— Begin Entries supplied —

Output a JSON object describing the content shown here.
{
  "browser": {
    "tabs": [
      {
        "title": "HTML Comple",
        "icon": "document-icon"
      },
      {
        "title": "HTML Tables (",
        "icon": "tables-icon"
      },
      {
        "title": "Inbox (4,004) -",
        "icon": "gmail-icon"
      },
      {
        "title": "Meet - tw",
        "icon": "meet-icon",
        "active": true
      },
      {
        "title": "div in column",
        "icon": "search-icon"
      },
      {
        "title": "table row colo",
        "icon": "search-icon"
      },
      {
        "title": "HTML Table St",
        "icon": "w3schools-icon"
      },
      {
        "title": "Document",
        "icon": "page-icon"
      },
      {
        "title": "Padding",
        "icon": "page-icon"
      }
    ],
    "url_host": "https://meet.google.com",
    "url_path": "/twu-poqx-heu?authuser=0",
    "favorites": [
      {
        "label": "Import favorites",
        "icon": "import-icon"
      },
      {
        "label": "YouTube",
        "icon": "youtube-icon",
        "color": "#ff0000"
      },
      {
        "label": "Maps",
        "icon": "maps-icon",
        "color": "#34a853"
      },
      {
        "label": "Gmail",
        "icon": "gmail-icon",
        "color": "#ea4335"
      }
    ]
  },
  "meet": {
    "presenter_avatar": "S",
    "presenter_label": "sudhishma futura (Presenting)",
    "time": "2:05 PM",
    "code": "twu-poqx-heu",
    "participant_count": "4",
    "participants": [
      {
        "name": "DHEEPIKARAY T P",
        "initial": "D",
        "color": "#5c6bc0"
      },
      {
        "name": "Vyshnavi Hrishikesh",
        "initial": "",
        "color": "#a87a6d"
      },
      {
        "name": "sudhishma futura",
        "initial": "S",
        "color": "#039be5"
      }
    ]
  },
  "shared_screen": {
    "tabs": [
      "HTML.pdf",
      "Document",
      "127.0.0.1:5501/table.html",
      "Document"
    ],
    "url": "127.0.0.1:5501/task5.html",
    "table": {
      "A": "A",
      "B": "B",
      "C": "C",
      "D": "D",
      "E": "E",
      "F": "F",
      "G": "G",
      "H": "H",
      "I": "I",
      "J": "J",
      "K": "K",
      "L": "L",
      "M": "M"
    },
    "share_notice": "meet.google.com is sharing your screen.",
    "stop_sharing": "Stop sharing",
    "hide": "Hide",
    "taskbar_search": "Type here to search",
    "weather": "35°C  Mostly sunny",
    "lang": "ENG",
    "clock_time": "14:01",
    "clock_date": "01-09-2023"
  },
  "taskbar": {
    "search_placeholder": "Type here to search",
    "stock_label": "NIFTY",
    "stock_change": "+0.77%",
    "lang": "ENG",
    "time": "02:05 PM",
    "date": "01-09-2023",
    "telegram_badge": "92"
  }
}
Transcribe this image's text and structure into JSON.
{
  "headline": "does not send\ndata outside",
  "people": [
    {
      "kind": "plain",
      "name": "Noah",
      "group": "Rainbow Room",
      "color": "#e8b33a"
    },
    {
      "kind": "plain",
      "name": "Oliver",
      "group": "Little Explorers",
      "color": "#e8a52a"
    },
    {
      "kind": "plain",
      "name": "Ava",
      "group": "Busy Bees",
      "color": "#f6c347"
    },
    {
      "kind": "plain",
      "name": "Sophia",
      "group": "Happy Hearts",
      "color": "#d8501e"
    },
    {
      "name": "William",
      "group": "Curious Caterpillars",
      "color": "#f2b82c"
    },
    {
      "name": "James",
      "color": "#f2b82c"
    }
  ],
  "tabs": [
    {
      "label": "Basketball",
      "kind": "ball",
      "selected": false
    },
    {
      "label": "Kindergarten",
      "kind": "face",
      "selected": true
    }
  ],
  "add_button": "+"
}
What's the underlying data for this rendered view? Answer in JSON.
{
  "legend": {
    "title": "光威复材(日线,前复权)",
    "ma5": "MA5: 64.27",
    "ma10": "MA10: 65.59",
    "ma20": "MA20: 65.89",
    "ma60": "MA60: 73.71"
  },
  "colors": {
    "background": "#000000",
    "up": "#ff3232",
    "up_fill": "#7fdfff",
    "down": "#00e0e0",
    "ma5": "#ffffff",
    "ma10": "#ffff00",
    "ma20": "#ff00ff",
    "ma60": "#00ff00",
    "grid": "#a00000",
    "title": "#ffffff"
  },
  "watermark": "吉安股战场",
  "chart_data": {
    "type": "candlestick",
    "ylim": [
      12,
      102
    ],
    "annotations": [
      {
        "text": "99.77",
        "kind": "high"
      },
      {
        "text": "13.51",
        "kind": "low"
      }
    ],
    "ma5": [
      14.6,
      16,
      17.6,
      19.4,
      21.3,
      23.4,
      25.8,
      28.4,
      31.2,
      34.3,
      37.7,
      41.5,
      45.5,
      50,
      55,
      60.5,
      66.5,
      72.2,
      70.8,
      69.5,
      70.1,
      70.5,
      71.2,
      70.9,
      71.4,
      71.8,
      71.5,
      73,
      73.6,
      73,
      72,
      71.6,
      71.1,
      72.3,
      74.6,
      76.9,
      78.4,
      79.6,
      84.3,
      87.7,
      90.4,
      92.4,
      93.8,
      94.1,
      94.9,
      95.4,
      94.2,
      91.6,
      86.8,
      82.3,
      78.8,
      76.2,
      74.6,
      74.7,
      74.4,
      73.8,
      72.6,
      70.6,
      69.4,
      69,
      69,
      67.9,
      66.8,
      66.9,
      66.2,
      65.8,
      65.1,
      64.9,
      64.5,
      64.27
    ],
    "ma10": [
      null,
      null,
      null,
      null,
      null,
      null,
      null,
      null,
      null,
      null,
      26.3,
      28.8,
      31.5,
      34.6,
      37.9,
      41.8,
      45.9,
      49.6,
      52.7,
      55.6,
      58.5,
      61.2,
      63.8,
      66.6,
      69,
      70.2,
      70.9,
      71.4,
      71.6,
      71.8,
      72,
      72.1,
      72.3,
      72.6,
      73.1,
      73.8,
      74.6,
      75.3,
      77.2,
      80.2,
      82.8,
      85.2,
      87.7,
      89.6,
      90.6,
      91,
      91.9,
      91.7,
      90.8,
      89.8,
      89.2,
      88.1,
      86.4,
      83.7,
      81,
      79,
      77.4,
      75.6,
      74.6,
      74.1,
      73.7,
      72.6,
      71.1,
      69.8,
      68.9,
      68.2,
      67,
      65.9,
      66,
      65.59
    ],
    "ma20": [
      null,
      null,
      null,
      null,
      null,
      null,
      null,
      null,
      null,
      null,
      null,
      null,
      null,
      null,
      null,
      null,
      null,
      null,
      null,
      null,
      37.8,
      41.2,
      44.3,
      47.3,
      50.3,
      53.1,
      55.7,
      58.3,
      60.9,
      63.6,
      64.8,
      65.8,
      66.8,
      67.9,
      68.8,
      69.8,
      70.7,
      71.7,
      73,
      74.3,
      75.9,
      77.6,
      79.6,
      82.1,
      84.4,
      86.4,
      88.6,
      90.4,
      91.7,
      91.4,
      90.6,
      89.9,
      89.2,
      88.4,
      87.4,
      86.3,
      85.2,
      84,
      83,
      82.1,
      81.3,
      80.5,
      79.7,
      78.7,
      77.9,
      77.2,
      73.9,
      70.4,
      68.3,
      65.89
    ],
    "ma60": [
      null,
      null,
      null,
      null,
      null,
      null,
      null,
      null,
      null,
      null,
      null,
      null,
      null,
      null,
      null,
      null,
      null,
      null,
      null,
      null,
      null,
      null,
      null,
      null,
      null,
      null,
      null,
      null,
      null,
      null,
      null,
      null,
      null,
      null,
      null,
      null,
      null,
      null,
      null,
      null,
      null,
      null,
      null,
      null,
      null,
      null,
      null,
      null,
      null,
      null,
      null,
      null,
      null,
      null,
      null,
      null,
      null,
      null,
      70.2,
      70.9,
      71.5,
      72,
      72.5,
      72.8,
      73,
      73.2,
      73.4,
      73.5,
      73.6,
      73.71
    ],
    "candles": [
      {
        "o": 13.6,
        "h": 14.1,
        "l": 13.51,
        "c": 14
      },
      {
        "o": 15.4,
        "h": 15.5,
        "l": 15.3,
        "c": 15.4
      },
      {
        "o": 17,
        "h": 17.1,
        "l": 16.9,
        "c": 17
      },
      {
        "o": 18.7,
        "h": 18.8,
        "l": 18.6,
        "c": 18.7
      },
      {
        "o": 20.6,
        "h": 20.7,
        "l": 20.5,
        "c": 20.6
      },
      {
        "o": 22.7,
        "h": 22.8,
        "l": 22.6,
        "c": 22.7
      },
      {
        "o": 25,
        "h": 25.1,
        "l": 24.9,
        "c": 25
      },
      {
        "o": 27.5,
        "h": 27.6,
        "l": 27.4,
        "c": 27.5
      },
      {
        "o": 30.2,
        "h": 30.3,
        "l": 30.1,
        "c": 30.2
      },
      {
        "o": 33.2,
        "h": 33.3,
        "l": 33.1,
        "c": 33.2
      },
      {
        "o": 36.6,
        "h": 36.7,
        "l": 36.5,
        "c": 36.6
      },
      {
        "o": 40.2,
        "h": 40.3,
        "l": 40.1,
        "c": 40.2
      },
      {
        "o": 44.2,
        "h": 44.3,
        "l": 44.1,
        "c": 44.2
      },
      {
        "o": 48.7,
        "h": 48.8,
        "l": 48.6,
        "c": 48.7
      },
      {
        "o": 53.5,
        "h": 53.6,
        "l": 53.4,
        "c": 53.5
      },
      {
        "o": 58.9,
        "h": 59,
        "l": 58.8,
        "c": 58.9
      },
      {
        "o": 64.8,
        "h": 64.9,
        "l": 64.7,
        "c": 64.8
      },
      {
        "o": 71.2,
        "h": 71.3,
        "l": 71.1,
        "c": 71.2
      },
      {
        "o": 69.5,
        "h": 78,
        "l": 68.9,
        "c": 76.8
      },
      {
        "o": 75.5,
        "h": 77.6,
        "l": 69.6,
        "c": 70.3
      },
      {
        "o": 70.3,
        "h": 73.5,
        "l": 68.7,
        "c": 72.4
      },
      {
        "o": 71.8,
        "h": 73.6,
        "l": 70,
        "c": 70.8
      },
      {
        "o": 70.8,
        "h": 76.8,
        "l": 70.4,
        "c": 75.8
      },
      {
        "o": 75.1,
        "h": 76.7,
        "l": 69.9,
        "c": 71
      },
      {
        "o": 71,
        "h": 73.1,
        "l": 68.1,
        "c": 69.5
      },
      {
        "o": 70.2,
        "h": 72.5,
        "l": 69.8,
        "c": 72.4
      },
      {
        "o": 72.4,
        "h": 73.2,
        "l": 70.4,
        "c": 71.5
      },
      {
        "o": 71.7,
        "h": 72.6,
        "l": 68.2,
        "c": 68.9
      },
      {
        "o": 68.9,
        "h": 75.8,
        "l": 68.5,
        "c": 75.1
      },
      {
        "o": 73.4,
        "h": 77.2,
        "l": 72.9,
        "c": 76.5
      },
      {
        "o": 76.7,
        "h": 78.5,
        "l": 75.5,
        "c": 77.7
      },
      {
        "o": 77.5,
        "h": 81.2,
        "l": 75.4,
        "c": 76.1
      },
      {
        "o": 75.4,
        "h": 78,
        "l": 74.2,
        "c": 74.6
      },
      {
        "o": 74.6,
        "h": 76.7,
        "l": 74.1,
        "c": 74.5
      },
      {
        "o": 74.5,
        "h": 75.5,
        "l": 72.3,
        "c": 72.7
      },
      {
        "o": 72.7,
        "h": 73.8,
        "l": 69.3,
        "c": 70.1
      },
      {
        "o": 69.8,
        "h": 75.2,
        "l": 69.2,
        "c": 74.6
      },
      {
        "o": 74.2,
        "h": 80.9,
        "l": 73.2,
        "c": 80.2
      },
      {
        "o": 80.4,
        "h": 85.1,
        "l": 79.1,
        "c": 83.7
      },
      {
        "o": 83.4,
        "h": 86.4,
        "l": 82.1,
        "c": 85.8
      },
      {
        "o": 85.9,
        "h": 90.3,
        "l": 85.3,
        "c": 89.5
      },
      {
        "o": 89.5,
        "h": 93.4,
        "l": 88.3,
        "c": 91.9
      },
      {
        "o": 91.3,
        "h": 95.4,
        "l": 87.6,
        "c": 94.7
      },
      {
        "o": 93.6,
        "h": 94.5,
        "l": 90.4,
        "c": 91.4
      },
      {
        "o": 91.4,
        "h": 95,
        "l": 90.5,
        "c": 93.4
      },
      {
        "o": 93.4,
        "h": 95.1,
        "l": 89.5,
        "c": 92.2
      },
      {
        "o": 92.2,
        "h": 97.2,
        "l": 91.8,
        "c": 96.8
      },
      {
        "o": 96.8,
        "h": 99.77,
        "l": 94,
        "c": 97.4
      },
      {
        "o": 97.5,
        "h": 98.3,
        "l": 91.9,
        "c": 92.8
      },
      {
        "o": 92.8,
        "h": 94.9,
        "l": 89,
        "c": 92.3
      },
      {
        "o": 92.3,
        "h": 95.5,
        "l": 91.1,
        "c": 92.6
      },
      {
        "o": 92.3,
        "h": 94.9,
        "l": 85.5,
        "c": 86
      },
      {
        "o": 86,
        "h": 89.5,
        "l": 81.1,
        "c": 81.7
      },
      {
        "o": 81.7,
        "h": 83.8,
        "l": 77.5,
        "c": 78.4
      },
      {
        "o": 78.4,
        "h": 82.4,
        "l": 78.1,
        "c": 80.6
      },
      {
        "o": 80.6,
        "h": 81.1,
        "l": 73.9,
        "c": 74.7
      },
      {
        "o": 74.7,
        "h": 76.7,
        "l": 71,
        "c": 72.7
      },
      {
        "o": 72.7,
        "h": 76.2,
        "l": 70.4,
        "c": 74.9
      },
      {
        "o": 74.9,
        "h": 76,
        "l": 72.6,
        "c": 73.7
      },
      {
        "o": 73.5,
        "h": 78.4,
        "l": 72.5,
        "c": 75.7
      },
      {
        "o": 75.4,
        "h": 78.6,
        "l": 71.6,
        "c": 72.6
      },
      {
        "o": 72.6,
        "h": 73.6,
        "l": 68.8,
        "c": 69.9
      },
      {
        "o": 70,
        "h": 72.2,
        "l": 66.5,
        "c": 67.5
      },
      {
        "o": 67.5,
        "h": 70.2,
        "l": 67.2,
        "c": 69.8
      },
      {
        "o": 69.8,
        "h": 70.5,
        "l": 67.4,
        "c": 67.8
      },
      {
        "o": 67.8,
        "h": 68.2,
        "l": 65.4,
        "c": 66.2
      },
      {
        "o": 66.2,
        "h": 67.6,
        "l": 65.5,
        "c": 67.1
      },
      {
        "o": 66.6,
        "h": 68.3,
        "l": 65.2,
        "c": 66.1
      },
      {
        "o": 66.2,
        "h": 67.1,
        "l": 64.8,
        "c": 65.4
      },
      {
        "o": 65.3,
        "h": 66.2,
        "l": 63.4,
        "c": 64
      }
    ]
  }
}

— End Entries supplied —

*Aim of the task*. Each line with the string "name" in it needs to be found and copied.

*Result of this exercise*.
        "name": "DHEEPIKARAY T P",
        "name": "Vyshnavi Hrishikesh",
        "name": "sudhishma futura",
      "name": "Noah",
      "name": "Oliver",
      "name": "Ava",
      "name": "Sophia",
      "name": "William",
      "name": "James",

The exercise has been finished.